### Complete the following
1 > Answer these questions from the editorial about Lara Logan below, marking each answer with the same letter:
(a) In which square was Logan reporting, and on what date?
(b) Which program carried the interview in which she described the attack?
(c) For about how long was she assaulted?
2 > Carry on the editorial about Lara Logan, starting after its last sentence.

### Excerpted text

GUEST EDITORIAL

Ms. Logan's courage

5/4/2011

Lara Logan was reporting among a jubilant crowd in Cairo's Tahrir Square on Feb. 11 when events turned horrific.

"I feel them tearing at my clothing," the CBS foreign correspondent recalled this week in an interview with 60 Minutes.

"I think my shirt, my sweater was torn off completely.

"They literally just tore my pants to shreds. And then I felt my underwear go. And I remember looking up, when my clothes gave way, I remember looking up and seeing them taking pictures with their cell phones, the flashes of their cell phone cameras."

Ms. Logan was repeatedly sexually assaulted that night. She easily could have declined to discuss the episode, or decided to leave out painful or uncomfortable details. Instead, she showed extraordinary courage by publicly discussing the painful details of the attack.

Ms. Logan was pulled away from her camera crew, translator, and bodyguard that night by a throng of men who had just moments before been among the tens of thousands celebrating the impending downfall of Egyptian President Hosni Mubarak. She was assaulted by dozens of men for some 25 minutes.

### Entries provided
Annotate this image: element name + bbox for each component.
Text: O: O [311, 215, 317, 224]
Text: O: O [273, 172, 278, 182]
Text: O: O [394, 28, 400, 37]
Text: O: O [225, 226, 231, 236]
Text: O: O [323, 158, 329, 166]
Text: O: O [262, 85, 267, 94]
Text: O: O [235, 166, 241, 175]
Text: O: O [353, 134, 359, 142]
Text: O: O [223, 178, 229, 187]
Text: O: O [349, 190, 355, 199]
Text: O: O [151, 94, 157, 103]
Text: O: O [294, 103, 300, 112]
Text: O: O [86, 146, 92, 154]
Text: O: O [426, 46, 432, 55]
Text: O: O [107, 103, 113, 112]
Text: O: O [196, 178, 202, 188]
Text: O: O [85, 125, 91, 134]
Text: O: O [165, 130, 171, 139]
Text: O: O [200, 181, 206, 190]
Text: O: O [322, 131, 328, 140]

### Activity answers
1 >
(a) Tahrir Square in Cairo, on Feb. 11.
(b) 60 Minutes.
(c) Some 25 minutes.

2 >
"I didn't even know they were beating me with flagpoles and sticks and things, because I couldn't even feel that," she said. "All I could feel was their hands raping me over and over and over again."

Ms. Logan came to the point where she decided to "surrender" to the sexual attacks. "What more can they do now?" she thought. "So the only thing to fight for, left to fight for, was my life."

She was spared when the throng ran up against a group of women who protected Ms. Logan until Egyptian soldiers were able to carry her to safety. She flew back to the United States the next day and spent four days in a hospital recovering from multiple injuries.

By confronting the truth, Ms. Logan shed light on the unique challenges faced by female journalists in countries where they are considered second-class citizens at best. More important, she serves as an example that women who are sexually assaulted need not be victimized a second time by falling prey to the stigma too often attached to such attacks.